THE RECORDS -
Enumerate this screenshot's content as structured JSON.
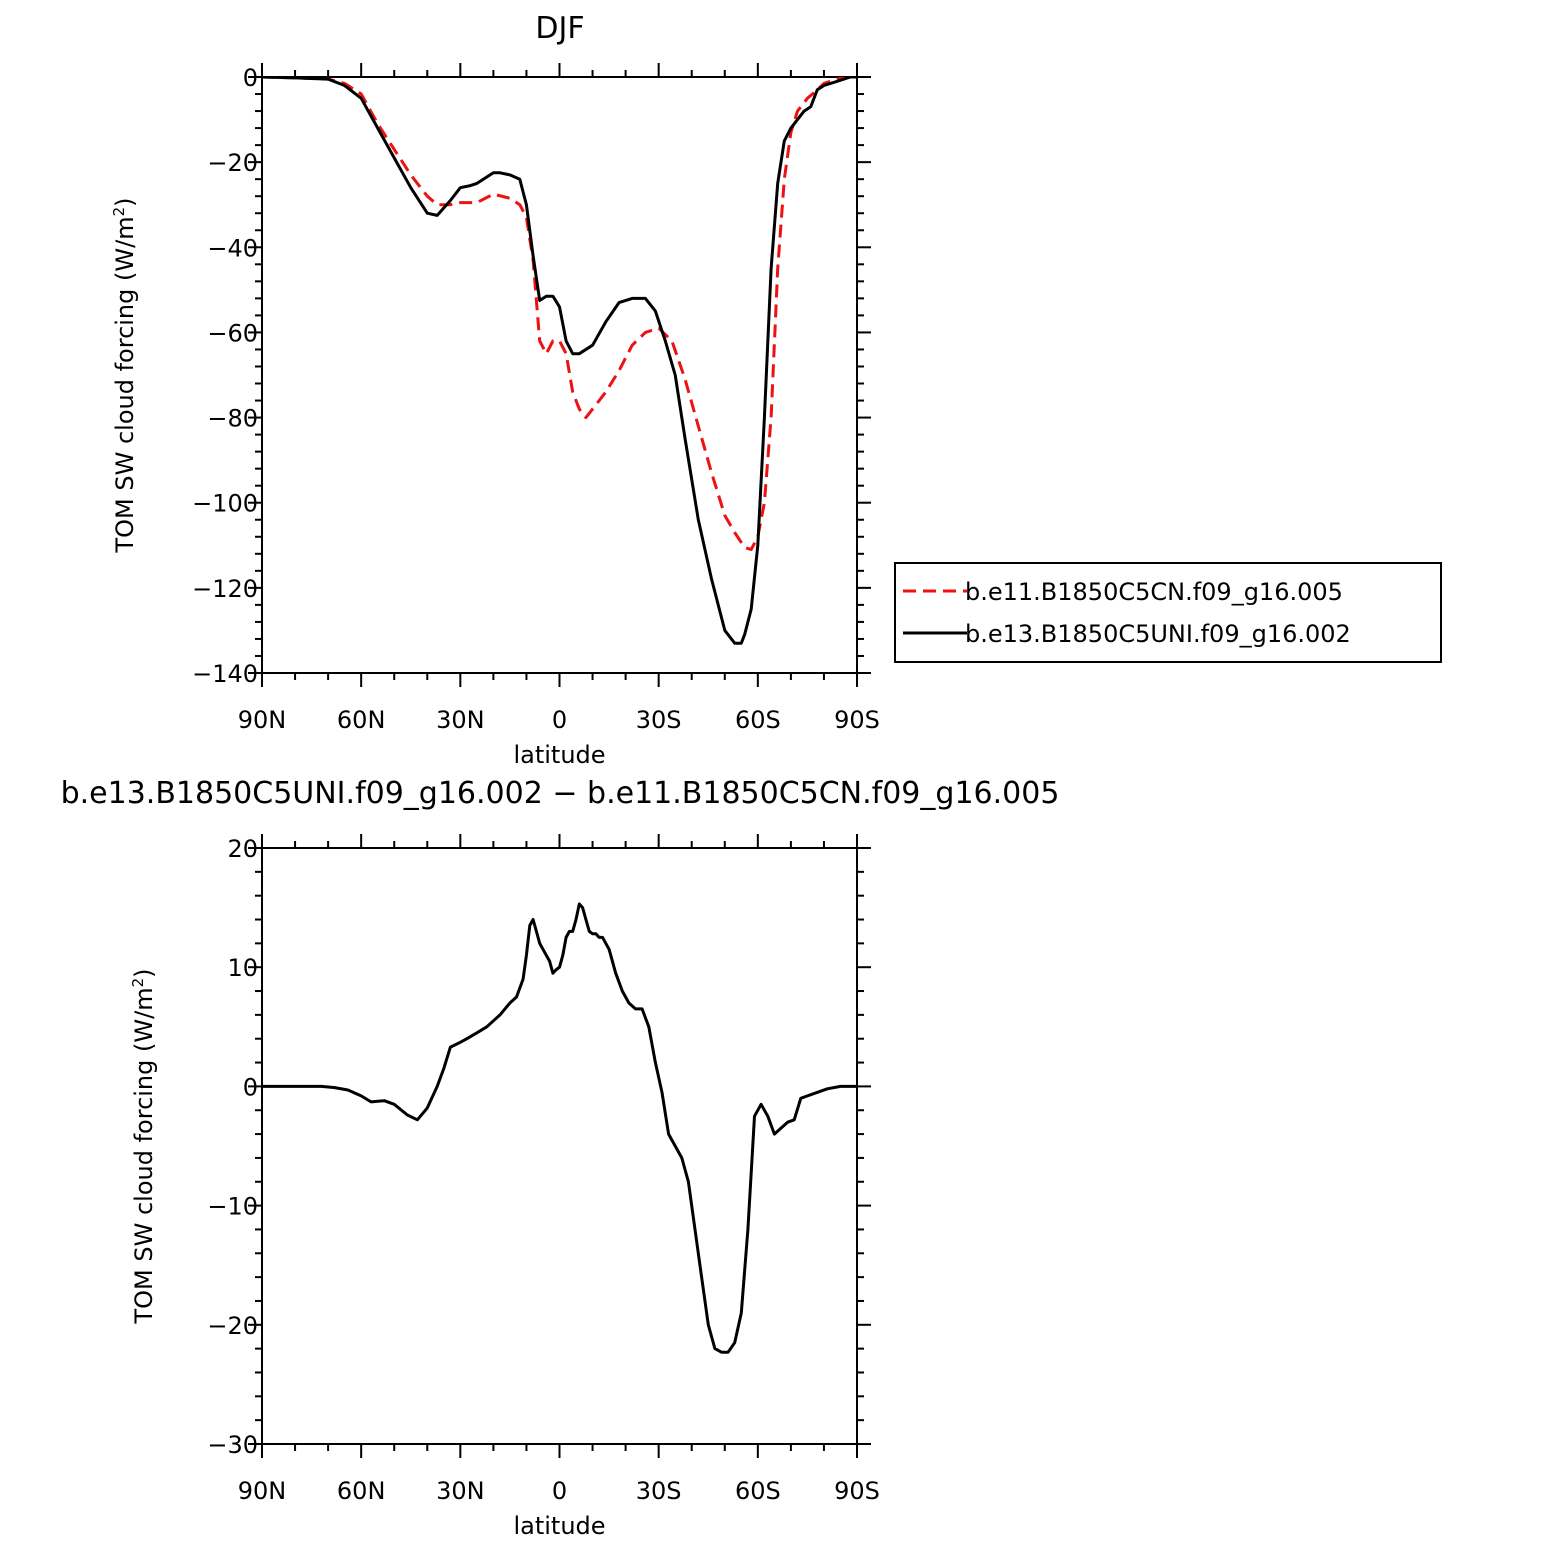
{
  "chart_data": [
    {
      "type": "line",
      "title": "DJF",
      "xlabel": "latitude",
      "ylabel": "TOM SW cloud forcing (W/m²)",
      "ylabel_main": "TOM SW cloud forcing (W/m",
      "ylabel_sup": "2",
      "ylabel_close": ")",
      "xlim": [
        90,
        -90
      ],
      "ylim": [
        -140,
        0
      ],
      "x_ticks": [
        90,
        60,
        30,
        0,
        -30,
        -60,
        -90
      ],
      "x_tick_labels": [
        "90N",
        "60N",
        "30N",
        "0",
        "30S",
        "60S",
        "90S"
      ],
      "y_ticks": [
        0,
        -20,
        -40,
        -60,
        -80,
        -100,
        -120,
        -140
      ],
      "y_tick_labels": [
        "0",
        "−20",
        "−40",
        "−60",
        "−80",
        "−100",
        "−120",
        "−140"
      ],
      "legend_position": "right",
      "series": [
        {
          "name": "b.e11.B1850C5CN.f09_g16.005",
          "color": "#ee1111",
          "dash": "dashed",
          "x": [
            90,
            80,
            70,
            65,
            60,
            55,
            50,
            45,
            40,
            37,
            33,
            30,
            25,
            20,
            15,
            12,
            10,
            8,
            6,
            4,
            2,
            0,
            -2,
            -4,
            -6,
            -8,
            -10,
            -14,
            -18,
            -22,
            -26,
            -30,
            -34,
            -38,
            -42,
            -46,
            -50,
            -53,
            -56,
            -58,
            -60,
            -62,
            -64,
            -66,
            -68,
            -70,
            -72,
            -75,
            -78,
            -80,
            -84,
            -88,
            -90
          ],
          "y": [
            0,
            -0.2,
            -0.5,
            -1.5,
            -4,
            -11,
            -17,
            -23,
            -28,
            -30,
            -30,
            -29.5,
            -29.5,
            -27.5,
            -28.5,
            -30,
            -33,
            -43,
            -62,
            -65,
            -62,
            -62,
            -65,
            -74,
            -78,
            -80,
            -78,
            -74,
            -69,
            -63,
            -60,
            -59,
            -62,
            -71,
            -82,
            -93,
            -103,
            -107,
            -110.5,
            -111,
            -108,
            -100,
            -80,
            -45,
            -24,
            -13,
            -8,
            -5,
            -3,
            -1.5,
            -0.5,
            0,
            0
          ]
        },
        {
          "name": "b.e13.B1850C5UNI.f09_g16.002",
          "color": "#000000",
          "dash": "solid",
          "x": [
            90,
            80,
            70,
            65,
            60,
            55,
            50,
            45,
            40,
            37,
            33,
            30,
            27,
            25,
            20,
            18,
            15,
            12,
            10,
            8,
            6,
            4,
            2,
            0,
            -2,
            -4,
            -6,
            -10,
            -14,
            -18,
            -22,
            -26,
            -29,
            -32,
            -35,
            -38,
            -42,
            -46,
            -50,
            -53,
            -55,
            -56,
            -58,
            -60,
            -62,
            -64,
            -66,
            -68,
            -70,
            -74,
            -76,
            -78,
            -80,
            -84,
            -88,
            -90
          ],
          "y": [
            0,
            -0.2,
            -0.5,
            -2,
            -5,
            -12,
            -19,
            -26,
            -32,
            -32.5,
            -29,
            -26,
            -25.5,
            -25,
            -22.5,
            -22.5,
            -23,
            -24,
            -30,
            -42,
            -52.5,
            -51.5,
            -51.5,
            -54,
            -62,
            -65,
            -65,
            -63,
            -57.5,
            -53,
            -52,
            -52,
            -55,
            -62,
            -70,
            -85,
            -104,
            -118,
            -130,
            -133,
            -133,
            -131,
            -125,
            -110,
            -80,
            -45,
            -25,
            -15,
            -12,
            -8,
            -7,
            -3,
            -2,
            -1,
            0,
            0
          ]
        }
      ]
    },
    {
      "type": "line",
      "title": "b.e13.B1850C5UNI.f09_g16.002 − b.e11.B1850C5CN.f09_g16.005",
      "xlabel": "latitude",
      "ylabel": "TOM SW cloud forcing (W/m²)",
      "ylabel_main": "TOM SW cloud forcing (W/m",
      "ylabel_sup": "2",
      "ylabel_close": ")",
      "xlim": [
        90,
        -90
      ],
      "ylim": [
        -30,
        20
      ],
      "x_ticks": [
        90,
        60,
        30,
        0,
        -30,
        -60,
        -90
      ],
      "x_tick_labels": [
        "90N",
        "60N",
        "30N",
        "0",
        "30S",
        "60S",
        "90S"
      ],
      "y_ticks": [
        20,
        10,
        0,
        -10,
        -20,
        -30
      ],
      "y_tick_labels": [
        "20",
        "10",
        "0",
        "−10",
        "−20",
        "−30"
      ],
      "series": [
        {
          "color": "#000000",
          "dash": "solid",
          "x": [
            90,
            80,
            72,
            68,
            64,
            60,
            57,
            53,
            50,
            46,
            43,
            40,
            37,
            35,
            33,
            30,
            28,
            25,
            22,
            20,
            18,
            15,
            13,
            11,
            10,
            9,
            8,
            7,
            6,
            5,
            4,
            3,
            2,
            1,
            0,
            -1,
            -2,
            -3,
            -4,
            -5,
            -6,
            -7,
            -8,
            -9,
            -10,
            -11,
            -12,
            -13,
            -15,
            -17,
            -19,
            -21,
            -23,
            -25,
            -27,
            -29,
            -31,
            -33,
            -35,
            -37,
            -39,
            -41,
            -43,
            -45,
            -47,
            -49,
            -51,
            -53,
            -55,
            -57,
            -59,
            -61,
            -63,
            -65,
            -67,
            -69,
            -71,
            -73,
            -75,
            -77,
            -79,
            -81,
            -85,
            -88,
            -90
          ],
          "y": [
            0,
            0,
            0,
            -0.1,
            -0.3,
            -0.8,
            -1.3,
            -1.2,
            -1.5,
            -2.4,
            -2.8,
            -1.8,
            0,
            1.5,
            3.3,
            3.7,
            4,
            4.5,
            5,
            5.5,
            6,
            7,
            7.5,
            9,
            11,
            13.5,
            14,
            13,
            12,
            11.5,
            11,
            10.5,
            9.5,
            9.8,
            10,
            11,
            12.5,
            13,
            13,
            14,
            15.3,
            15,
            14,
            13,
            12.8,
            12.8,
            12.5,
            12.5,
            11.5,
            9.5,
            8,
            7,
            6.5,
            6.5,
            5,
            2,
            -0.5,
            -4,
            -5,
            -6,
            -8,
            -12,
            -16,
            -20,
            -22,
            -22.3,
            -22.3,
            -21.5,
            -19,
            -12,
            -2.5,
            -1.5,
            -2.5,
            -4,
            -3.5,
            -3,
            -2.8,
            -1,
            -0.8,
            -0.6,
            -0.4,
            -0.2,
            0,
            0,
            0
          ]
        }
      ]
    }
  ]
}
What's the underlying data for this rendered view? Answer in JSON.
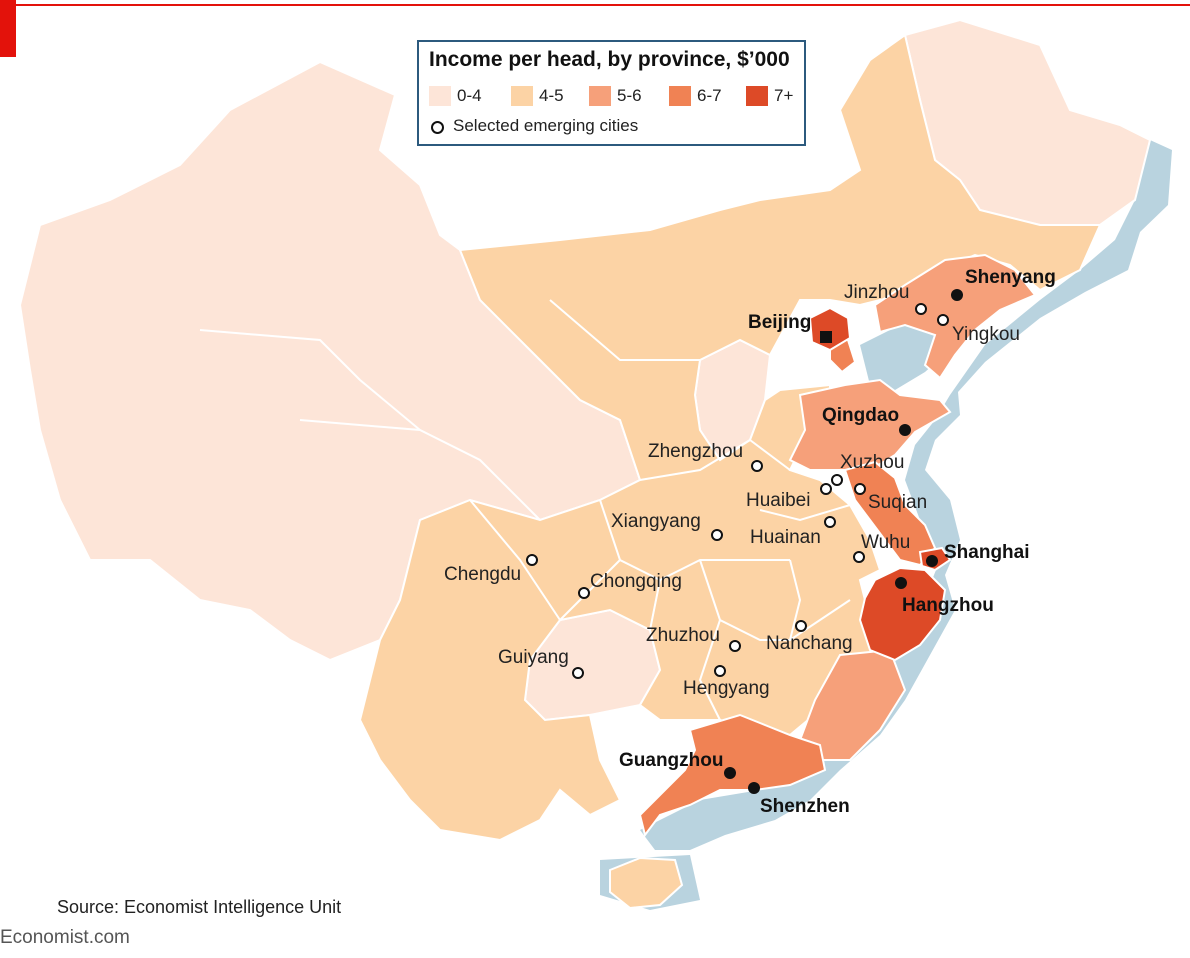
{
  "legend": {
    "title": "Income per head, by province, $’000",
    "bins": [
      {
        "label": "0-4",
        "color": "#fde5d8"
      },
      {
        "label": "4-5",
        "color": "#fcd3a5"
      },
      {
        "label": "5-6",
        "color": "#f6a07a"
      },
      {
        "label": "6-7",
        "color": "#f08254"
      },
      {
        "label": "7+",
        "color": "#dd4a27"
      }
    ],
    "city_marker_label": "Selected emerging cities"
  },
  "colors": {
    "sea": "#b9d3df",
    "border": "#ffffff",
    "city_fill": "#ffffff",
    "city_stroke": "#111111",
    "dot": "#111111",
    "accent": "#e3120b",
    "legend_border": "#2c5a7e"
  },
  "cities": {
    "beijing": "Beijing",
    "shenyang": "Shenyang",
    "jinzhou": "Jinzhou",
    "yingkou": "Yingkou",
    "qingdao": "Qingdao",
    "zhengzhou": "Zhengzhou",
    "xuzhou": "Xuzhou",
    "huaibei": "Huaibei",
    "suqian": "Suqian",
    "xiangyang": "Xiangyang",
    "huainan": "Huainan",
    "wuhu": "Wuhu",
    "shanghai": "Shanghai",
    "chengdu": "Chengdu",
    "chongqing": "Chongqing",
    "hangzhou": "Hangzhou",
    "zhuzhou": "Zhuzhou",
    "nanchang": "Nanchang",
    "guiyang": "Guiyang",
    "hengyang": "Hengyang",
    "guangzhou": "Guangzhou",
    "shenzhen": "Shenzhen"
  },
  "source": "Source: Economist Intelligence Unit",
  "brand": "Economist.com"
}
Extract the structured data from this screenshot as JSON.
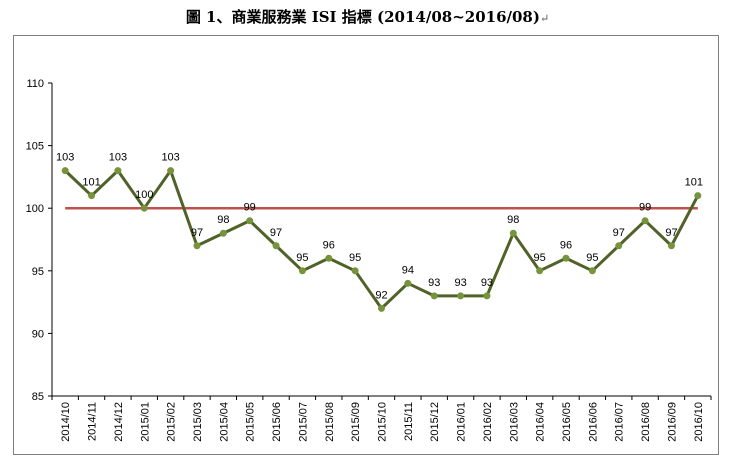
{
  "title": "圖 1、商業服務業 ISI 指標 (2014/08~2016/08)",
  "title_mark": "↵",
  "colors": {
    "series_line": "#4f6228",
    "series_marker": "#77933c",
    "reference_line": "#c0504d",
    "frame": "#7f7f7f",
    "axis": "#000000"
  },
  "chart_data": {
    "type": "line",
    "title": "圖 1、商業服務業 ISI 指標 (2014/08~2016/08)",
    "xlabel": "",
    "ylabel": "",
    "ylim": [
      85,
      110
    ],
    "yticks": [
      85,
      90,
      95,
      100,
      105,
      110
    ],
    "grid": false,
    "legend": "none",
    "categories": [
      "2014/10",
      "2014/11",
      "2014/12",
      "2015/01",
      "2015/02",
      "2015/03",
      "2015/04",
      "2015/05",
      "2015/06",
      "2015/07",
      "2015/08",
      "2015/09",
      "2015/10",
      "2015/11",
      "2015/12",
      "2016/01",
      "2016/02",
      "2016/03",
      "2016/04",
      "2016/05",
      "2016/06",
      "2016/07",
      "2016/08",
      "2016/09",
      "2016/10"
    ],
    "series": [
      {
        "values": [
          103,
          101,
          103,
          100,
          103,
          97,
          98,
          99,
          97,
          95,
          96,
          95,
          92,
          94,
          93,
          93,
          93,
          98,
          95,
          96,
          95,
          97,
          99,
          97,
          101
        ]
      }
    ],
    "reference_line": 100
  }
}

INSTRUCTION - Above are records; say how many of their lines contain the word "Economist", giving only the number.

WRITTEN SOLUTION - 2